◆ ENTRIES SUPPLIED

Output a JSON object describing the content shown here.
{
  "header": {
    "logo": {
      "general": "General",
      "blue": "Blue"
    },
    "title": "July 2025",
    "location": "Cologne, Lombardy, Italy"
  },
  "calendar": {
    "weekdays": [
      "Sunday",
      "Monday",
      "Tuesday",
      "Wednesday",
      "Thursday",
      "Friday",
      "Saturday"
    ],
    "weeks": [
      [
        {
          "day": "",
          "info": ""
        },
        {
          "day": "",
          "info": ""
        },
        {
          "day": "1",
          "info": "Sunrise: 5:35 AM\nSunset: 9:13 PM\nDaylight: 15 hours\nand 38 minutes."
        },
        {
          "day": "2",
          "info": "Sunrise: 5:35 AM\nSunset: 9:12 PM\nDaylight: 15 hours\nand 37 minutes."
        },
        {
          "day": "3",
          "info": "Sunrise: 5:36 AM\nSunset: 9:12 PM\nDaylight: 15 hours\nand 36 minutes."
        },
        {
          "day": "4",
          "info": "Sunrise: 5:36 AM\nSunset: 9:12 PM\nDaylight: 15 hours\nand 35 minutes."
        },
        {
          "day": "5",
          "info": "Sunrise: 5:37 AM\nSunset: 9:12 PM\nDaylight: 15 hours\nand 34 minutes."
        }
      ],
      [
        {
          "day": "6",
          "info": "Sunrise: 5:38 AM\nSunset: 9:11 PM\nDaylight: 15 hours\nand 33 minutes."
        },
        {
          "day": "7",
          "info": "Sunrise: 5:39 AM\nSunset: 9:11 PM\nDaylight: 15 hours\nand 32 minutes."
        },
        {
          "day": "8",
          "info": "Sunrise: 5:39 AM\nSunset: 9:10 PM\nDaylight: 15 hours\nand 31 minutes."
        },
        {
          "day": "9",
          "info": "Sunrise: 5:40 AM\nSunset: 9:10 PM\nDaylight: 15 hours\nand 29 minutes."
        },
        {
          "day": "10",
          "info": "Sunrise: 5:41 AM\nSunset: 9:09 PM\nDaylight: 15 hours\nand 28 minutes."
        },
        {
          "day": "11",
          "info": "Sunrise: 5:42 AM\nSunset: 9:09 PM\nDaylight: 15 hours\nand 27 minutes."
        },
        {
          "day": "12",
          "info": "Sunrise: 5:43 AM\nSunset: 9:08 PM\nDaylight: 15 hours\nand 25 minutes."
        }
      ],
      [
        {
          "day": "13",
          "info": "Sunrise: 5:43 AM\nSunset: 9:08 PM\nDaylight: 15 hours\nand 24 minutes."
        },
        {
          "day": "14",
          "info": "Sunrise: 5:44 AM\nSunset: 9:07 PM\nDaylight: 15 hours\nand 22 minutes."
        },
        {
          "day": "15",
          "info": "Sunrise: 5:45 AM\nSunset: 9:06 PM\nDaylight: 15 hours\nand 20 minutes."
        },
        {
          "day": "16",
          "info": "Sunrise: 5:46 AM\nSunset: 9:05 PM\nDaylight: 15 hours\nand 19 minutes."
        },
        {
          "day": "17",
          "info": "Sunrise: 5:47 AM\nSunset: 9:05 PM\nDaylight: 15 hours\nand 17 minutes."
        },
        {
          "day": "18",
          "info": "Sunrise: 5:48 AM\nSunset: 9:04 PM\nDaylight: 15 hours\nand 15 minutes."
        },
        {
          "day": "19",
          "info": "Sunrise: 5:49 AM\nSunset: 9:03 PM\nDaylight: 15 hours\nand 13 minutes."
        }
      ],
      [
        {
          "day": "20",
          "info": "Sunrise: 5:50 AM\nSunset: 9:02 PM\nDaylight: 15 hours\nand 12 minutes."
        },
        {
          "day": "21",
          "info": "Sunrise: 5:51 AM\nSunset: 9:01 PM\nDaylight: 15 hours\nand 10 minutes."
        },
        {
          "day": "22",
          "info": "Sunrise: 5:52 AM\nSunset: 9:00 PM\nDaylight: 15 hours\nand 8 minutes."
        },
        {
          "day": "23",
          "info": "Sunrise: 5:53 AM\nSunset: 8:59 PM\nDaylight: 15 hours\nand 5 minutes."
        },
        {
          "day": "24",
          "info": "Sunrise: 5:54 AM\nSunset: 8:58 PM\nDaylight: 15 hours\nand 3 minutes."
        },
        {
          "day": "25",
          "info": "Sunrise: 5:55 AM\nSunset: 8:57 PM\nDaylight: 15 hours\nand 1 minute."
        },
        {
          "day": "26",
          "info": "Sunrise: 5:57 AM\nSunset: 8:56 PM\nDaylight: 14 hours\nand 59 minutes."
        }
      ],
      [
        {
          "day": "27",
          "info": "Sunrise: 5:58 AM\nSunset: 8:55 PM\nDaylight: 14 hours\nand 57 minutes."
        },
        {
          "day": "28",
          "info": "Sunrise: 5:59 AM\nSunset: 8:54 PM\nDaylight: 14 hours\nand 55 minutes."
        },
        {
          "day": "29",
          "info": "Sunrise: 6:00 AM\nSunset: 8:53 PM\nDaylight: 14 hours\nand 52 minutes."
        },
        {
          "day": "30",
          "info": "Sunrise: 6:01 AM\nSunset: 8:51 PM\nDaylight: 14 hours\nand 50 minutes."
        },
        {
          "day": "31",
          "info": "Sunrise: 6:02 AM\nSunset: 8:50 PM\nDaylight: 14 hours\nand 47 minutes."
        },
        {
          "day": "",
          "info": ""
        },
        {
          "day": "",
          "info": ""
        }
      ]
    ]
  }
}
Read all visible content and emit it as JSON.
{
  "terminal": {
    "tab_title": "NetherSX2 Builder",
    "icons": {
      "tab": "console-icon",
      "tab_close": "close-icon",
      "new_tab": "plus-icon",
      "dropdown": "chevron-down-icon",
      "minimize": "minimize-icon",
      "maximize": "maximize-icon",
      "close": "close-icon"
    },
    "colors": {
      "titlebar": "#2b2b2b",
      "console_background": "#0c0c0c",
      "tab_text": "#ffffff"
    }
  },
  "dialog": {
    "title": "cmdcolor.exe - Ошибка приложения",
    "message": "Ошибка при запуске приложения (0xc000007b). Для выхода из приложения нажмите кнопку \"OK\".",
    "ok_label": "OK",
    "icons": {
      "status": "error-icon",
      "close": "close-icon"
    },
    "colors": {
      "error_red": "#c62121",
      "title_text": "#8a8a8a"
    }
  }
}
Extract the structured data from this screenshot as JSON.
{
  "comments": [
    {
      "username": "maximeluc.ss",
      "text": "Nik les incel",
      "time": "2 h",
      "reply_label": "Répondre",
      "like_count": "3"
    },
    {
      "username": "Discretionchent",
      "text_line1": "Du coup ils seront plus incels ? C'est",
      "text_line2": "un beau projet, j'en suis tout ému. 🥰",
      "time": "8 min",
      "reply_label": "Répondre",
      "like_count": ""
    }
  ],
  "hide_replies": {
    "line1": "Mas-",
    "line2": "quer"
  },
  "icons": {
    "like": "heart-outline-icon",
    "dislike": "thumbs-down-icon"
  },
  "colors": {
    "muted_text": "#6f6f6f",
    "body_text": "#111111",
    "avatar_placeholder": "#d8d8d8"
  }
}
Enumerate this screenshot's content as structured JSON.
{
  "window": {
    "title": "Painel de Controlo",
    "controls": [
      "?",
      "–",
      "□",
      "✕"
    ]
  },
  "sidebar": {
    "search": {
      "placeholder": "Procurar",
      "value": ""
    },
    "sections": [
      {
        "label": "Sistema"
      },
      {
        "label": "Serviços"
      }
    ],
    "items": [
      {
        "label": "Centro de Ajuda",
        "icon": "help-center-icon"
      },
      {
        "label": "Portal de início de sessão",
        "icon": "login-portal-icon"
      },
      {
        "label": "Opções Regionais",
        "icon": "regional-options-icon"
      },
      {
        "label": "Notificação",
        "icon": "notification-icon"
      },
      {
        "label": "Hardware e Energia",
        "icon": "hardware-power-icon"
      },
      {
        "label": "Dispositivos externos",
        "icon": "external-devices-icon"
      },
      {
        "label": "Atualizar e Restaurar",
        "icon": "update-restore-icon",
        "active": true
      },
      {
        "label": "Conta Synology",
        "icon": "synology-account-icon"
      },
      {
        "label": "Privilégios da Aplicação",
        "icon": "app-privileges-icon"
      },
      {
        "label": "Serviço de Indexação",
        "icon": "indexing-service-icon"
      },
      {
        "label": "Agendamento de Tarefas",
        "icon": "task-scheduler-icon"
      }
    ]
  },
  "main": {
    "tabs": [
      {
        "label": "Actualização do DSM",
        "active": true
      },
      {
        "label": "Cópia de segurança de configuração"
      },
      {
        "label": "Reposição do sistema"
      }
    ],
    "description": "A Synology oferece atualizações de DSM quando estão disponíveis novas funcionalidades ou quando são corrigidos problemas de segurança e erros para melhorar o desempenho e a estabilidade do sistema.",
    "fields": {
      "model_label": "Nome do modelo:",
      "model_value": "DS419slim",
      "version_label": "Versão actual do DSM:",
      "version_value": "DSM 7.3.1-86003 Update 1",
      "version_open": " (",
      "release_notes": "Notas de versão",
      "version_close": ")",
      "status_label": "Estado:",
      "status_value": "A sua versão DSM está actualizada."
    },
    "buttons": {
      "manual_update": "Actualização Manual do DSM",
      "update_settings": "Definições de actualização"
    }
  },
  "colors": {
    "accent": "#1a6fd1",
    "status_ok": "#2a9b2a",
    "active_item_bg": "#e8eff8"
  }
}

◆ YOUR GOAL
Above are the records; copy every line in them that holds the word "приложения".

◆ COMPLETE RESPONSE
    "title": "cmdcolor.exe - Ошибка приложения",
    "message": "Ошибка при запуске приложения (0xc000007b). Для выхода из приложения нажмите кнопку \"OK\".",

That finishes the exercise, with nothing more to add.